Review the material and extract every line in which the word "WERKGELEGENHEID" occurs.

Collected data entries:

-- BEGIN --

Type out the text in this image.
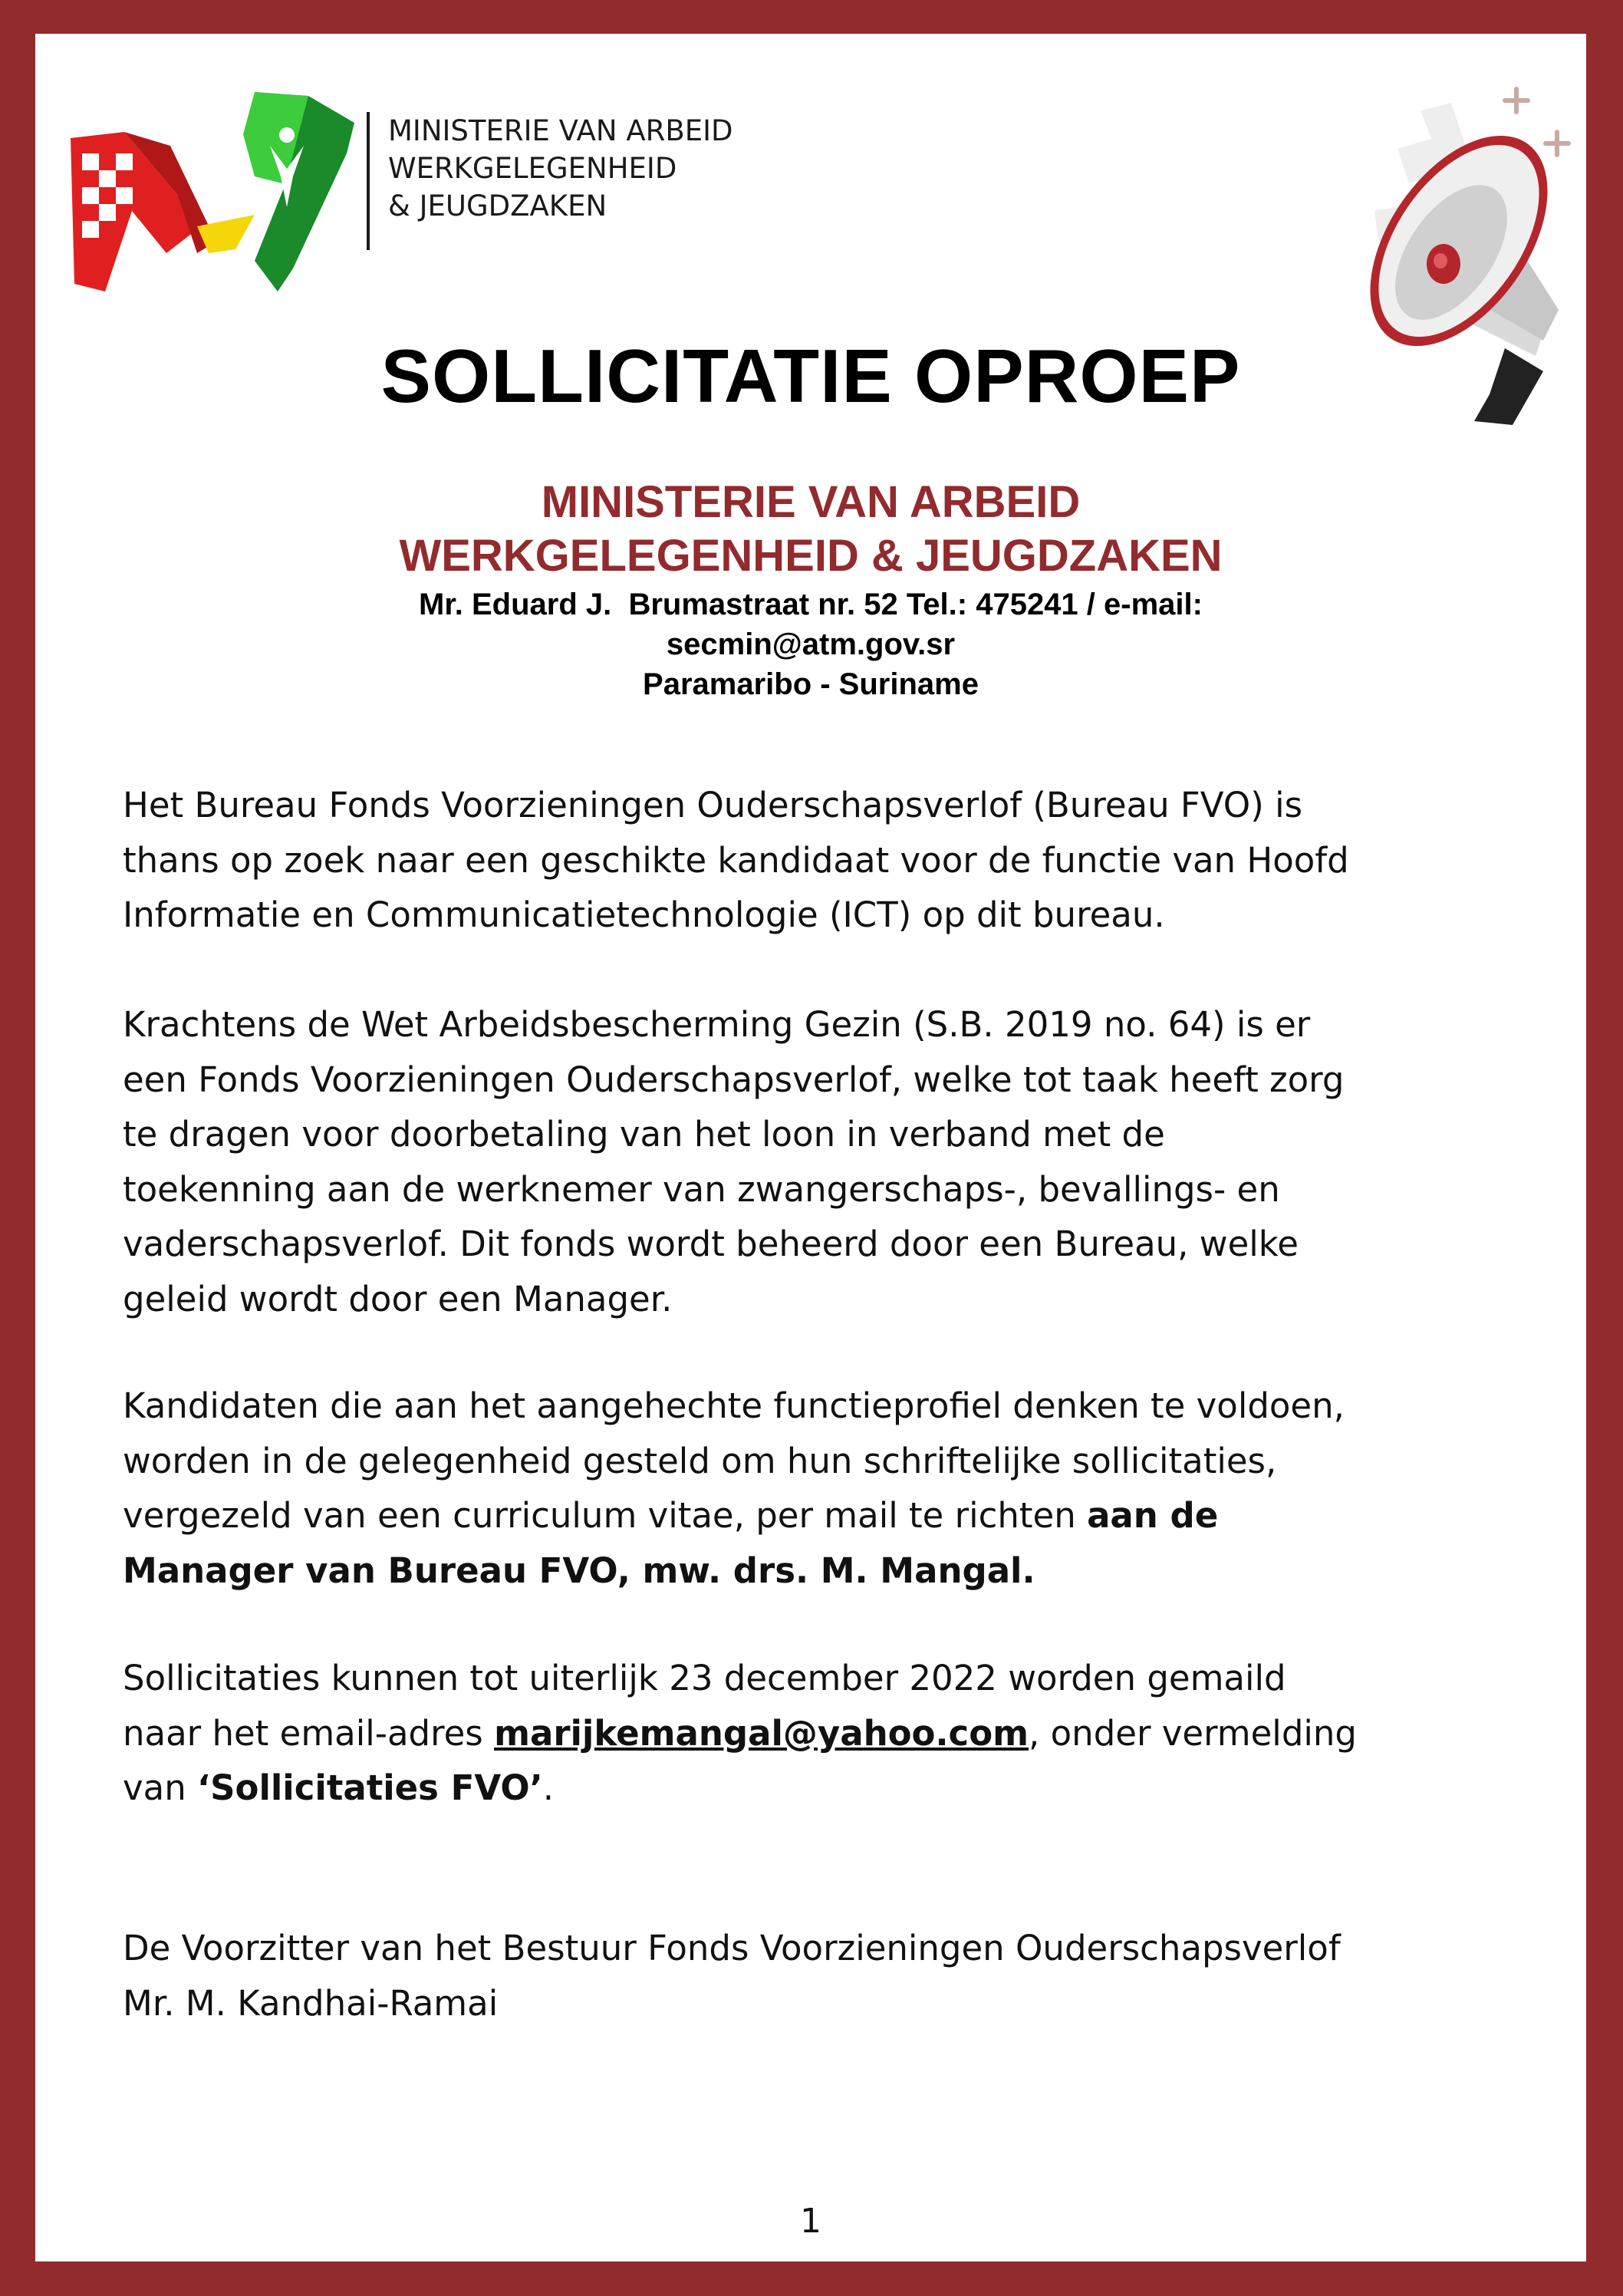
MINISTERIE VAN ARBEID
WERKGELEGENHEID
& JEUGDZAKEN
SOLLICITATIE OPROEP
MINISTERIE VAN ARBEID
WERKGELEGENHEID & JEUGDZAKEN
Mr. Eduard J.  Brumastraat nr. 52 Tel.: 475241 / e-mail:
secmin@atm.gov.sr
Paramaribo - Suriname
Het Bureau Fonds Voorzieningen Ouderschapsverlof (Bureau FVO) is
thans op zoek naar een geschikte kandidaat voor de functie van Hoofd
Informatie en Communicatietechnologie (ICT) op dit bureau.
Krachtens de Wet Arbeidsbescherming Gezin (S.B. 2019 no. 64) is er
een Fonds Voorzieningen Ouderschapsverlof, welke tot taak heeft zorg
te dragen voor doorbetaling van het loon in verband met de
toekenning aan de werknemer van zwangerschaps-, bevallings- en
vaderschapsverlof. Dit fonds wordt beheerd door een Bureau, welke
geleid wordt door een Manager.
Kandidaten die aan het aangehechte functieprofiel denken te voldoen,
worden in de gelegenheid gesteld om hun schriftelijke sollicitaties,
vergezeld van een curriculum vitae, per mail te richten aan de
Manager van Bureau FVO, mw. drs. M. Mangal.
Sollicitaties kunnen tot uiterlijk 23 december 2022 worden gemaild
naar het email-adres marijkemangal@yahoo.com, onder vermelding
van ‘Sollicitaties FVO’.
De Voorzitter van het Bestuur Fonds Voorzieningen Ouderschapsverlof
Mr. M. Kandhai-Ramai
1
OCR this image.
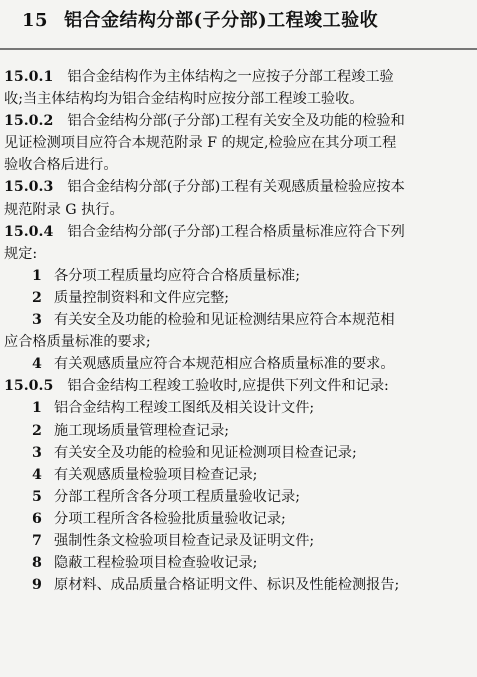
15 铝合金结构分部(子分部)工程竣工验收
15.0.1 铝合金结构作为主体结构之一应按子分部工程竣工验
收;当主体结构均为铝合金结构时应按分部工程竣工验收。
15.0.2 铝合金结构分部(子分部)工程有关安全及功能的检验和
见证检测项目应符合本规范附录 F 的规定,检验应在其分项工程
验收合格后进行。
15.0.3 铝合金结构分部(子分部)工程有关观感质量检验应按本
规范附录 G 执行。
15.0.4 铝合金结构分部(子分部)工程合格质量标准应符合下列
规定:
1 各分项工程质量均应符合合格质量标准;
2 质量控制资料和文件应完整;
3 有关安全及功能的检验和见证检测结果应符合本规范相
应合格质量标准的要求;
4 有关观感质量应符合本规范相应合格质量标准的要求。
15.0.5 铝合金结构工程竣工验收时,应提供下列文件和记录:
1 铝合金结构工程竣工图纸及相关设计文件;
2 施工现场质量管理检查记录;
3 有关安全及功能的检验和见证检测项目检查记录;
4 有关观感质量检验项目检查记录;
5 分部工程所含各分项工程质量验收记录;
6 分项工程所含各检验批质量验收记录;
7 强制性条文检验项目检查记录及证明文件;
8 隐蔽工程检验项目检查验收记录;
9 原材料、成品质量合格证明文件、标识及性能检测报告;
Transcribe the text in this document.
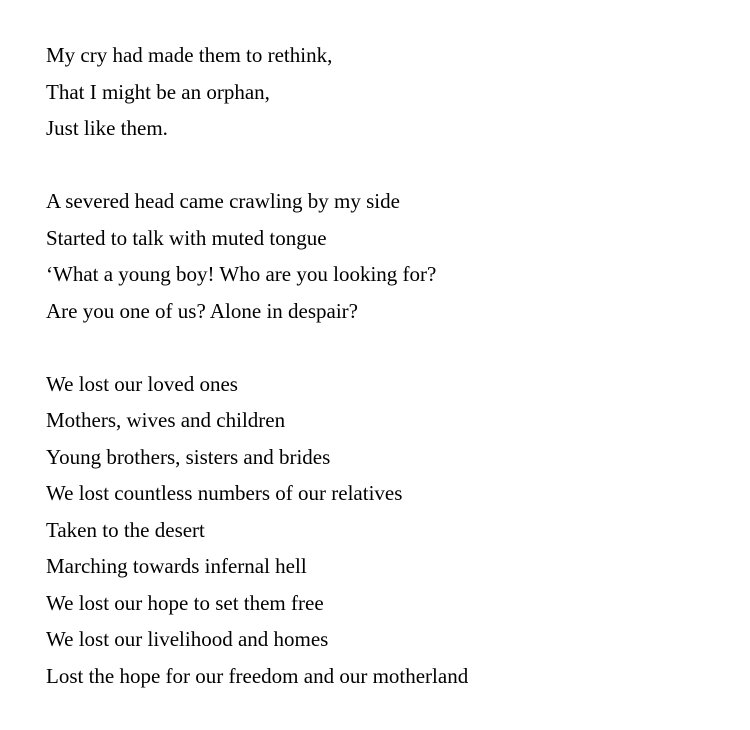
My cry had made them to rethink,
That I might be an orphan,
Just like them.
A severed head came crawling by my side
Started to talk with muted tongue
‘What a young boy! Who are you looking for?
Are you one of us? Alone in despair?
We lost our loved ones
Mothers, wives and children
Young brothers, sisters and brides
We lost countless numbers of our relatives
Taken to the desert
Marching towards infernal hell
We lost our hope to set them free
We lost our livelihood and homes
Lost the hope for our freedom and our motherland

-- END --

Final result
WERKGELEGENHEID
WERKGELEGENHEID & JEUGDZAKEN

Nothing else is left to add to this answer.